Can you reproduce the lines below unchanged, beginning with the first one and continuing through the line that contains "bookmark-icon[interactable] bbox=[458, 147, 494, 187]", with both of those included?

# Start of ROWS

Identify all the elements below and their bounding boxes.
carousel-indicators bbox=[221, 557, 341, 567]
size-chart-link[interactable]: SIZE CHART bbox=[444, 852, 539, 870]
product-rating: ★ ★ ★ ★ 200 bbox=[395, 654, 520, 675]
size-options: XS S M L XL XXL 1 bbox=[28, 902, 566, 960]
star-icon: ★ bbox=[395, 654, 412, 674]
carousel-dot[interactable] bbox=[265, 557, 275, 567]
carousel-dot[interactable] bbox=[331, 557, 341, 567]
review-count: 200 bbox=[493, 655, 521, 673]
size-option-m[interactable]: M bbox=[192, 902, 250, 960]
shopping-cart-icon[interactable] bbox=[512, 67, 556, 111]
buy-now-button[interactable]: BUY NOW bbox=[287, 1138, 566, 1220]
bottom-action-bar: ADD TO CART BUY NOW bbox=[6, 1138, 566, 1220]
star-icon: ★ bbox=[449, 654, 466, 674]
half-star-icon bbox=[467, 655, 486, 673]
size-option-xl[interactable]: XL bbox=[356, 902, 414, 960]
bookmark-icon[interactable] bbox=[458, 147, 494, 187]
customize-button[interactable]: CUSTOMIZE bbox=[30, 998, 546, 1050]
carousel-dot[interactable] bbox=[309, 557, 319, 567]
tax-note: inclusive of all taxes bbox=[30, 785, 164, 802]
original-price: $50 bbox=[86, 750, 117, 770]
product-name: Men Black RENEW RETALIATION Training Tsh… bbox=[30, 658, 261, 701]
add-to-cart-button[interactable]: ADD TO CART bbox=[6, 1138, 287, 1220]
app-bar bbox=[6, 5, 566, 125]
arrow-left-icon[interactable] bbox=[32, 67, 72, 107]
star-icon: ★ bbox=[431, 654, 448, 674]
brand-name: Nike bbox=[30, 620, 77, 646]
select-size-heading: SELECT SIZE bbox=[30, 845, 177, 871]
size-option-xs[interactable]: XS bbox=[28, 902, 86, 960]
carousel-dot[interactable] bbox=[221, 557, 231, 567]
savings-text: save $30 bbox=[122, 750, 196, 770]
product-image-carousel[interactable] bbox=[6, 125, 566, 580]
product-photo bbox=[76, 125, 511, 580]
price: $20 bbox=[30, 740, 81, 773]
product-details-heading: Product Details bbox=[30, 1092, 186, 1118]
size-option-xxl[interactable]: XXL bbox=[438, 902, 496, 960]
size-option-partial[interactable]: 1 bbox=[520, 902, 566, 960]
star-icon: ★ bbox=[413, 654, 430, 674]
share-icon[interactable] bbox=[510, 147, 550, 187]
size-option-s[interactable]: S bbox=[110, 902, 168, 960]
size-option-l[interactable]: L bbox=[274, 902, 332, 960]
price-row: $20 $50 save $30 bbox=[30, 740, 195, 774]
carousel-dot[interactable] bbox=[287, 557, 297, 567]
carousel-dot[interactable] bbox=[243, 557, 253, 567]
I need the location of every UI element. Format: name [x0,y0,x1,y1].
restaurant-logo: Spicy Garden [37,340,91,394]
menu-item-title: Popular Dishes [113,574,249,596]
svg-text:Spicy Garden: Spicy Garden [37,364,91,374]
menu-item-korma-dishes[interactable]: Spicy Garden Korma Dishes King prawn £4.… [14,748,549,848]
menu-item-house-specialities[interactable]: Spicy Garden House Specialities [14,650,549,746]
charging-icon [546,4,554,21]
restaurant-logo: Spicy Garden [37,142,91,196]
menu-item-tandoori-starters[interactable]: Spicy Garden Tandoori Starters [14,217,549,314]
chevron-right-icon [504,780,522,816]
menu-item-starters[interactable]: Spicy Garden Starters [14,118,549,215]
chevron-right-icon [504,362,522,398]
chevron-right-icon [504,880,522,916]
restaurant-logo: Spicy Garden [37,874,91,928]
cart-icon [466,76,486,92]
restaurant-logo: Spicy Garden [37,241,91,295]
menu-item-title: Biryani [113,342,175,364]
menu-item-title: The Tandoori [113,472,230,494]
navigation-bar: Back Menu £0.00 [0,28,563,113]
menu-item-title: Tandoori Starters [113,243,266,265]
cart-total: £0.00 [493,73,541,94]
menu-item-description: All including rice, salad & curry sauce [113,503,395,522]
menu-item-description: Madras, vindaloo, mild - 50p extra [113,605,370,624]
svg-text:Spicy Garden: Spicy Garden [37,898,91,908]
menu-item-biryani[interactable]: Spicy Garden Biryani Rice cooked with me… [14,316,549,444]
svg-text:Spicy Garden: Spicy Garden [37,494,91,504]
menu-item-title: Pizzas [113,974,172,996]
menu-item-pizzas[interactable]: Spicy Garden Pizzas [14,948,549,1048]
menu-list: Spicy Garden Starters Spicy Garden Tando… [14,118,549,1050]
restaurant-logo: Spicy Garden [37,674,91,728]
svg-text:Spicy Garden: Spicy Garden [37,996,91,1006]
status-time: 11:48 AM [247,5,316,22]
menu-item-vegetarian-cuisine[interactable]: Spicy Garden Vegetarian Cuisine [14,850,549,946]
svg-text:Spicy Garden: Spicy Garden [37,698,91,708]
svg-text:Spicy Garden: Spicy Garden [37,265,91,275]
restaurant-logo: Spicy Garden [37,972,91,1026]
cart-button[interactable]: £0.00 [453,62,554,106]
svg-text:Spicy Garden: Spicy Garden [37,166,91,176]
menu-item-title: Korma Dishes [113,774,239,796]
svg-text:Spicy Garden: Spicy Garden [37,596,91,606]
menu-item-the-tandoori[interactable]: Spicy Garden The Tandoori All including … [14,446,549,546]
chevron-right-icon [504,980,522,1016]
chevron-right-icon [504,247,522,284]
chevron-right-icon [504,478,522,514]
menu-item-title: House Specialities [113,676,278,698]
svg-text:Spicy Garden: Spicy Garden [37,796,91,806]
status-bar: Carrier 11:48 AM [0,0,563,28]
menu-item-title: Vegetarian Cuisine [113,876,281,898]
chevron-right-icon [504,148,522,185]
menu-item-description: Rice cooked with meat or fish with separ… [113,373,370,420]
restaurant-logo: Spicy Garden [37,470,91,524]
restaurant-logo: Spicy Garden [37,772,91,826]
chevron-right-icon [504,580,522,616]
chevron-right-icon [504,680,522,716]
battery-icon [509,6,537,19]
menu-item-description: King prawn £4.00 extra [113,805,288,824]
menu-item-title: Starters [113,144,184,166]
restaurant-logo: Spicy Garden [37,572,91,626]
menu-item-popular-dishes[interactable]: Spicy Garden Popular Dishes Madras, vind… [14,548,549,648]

# End of ROWS

EXPECTED ANSWER
Identify all the elements below and their bounding boxes.
carousel-indicators bbox=[221, 557, 341, 567]
size-chart-link[interactable]: SIZE CHART bbox=[444, 852, 539, 870]
product-rating: ★ ★ ★ ★ 200 bbox=[395, 654, 520, 675]
size-options: XS S M L XL XXL 1 bbox=[28, 902, 566, 960]
star-icon: ★ bbox=[395, 654, 412, 674]
carousel-dot[interactable] bbox=[265, 557, 275, 567]
carousel-dot[interactable] bbox=[331, 557, 341, 567]
review-count: 200 bbox=[493, 655, 521, 673]
size-option-m[interactable]: M bbox=[192, 902, 250, 960]
shopping-cart-icon[interactable] bbox=[512, 67, 556, 111]
buy-now-button[interactable]: BUY NOW bbox=[287, 1138, 566, 1220]
bottom-action-bar: ADD TO CART BUY NOW bbox=[6, 1138, 566, 1220]
star-icon: ★ bbox=[449, 654, 466, 674]
half-star-icon bbox=[467, 655, 486, 673]
size-option-xl[interactable]: XL bbox=[356, 902, 414, 960]
bookmark-icon[interactable] bbox=[458, 147, 494, 187]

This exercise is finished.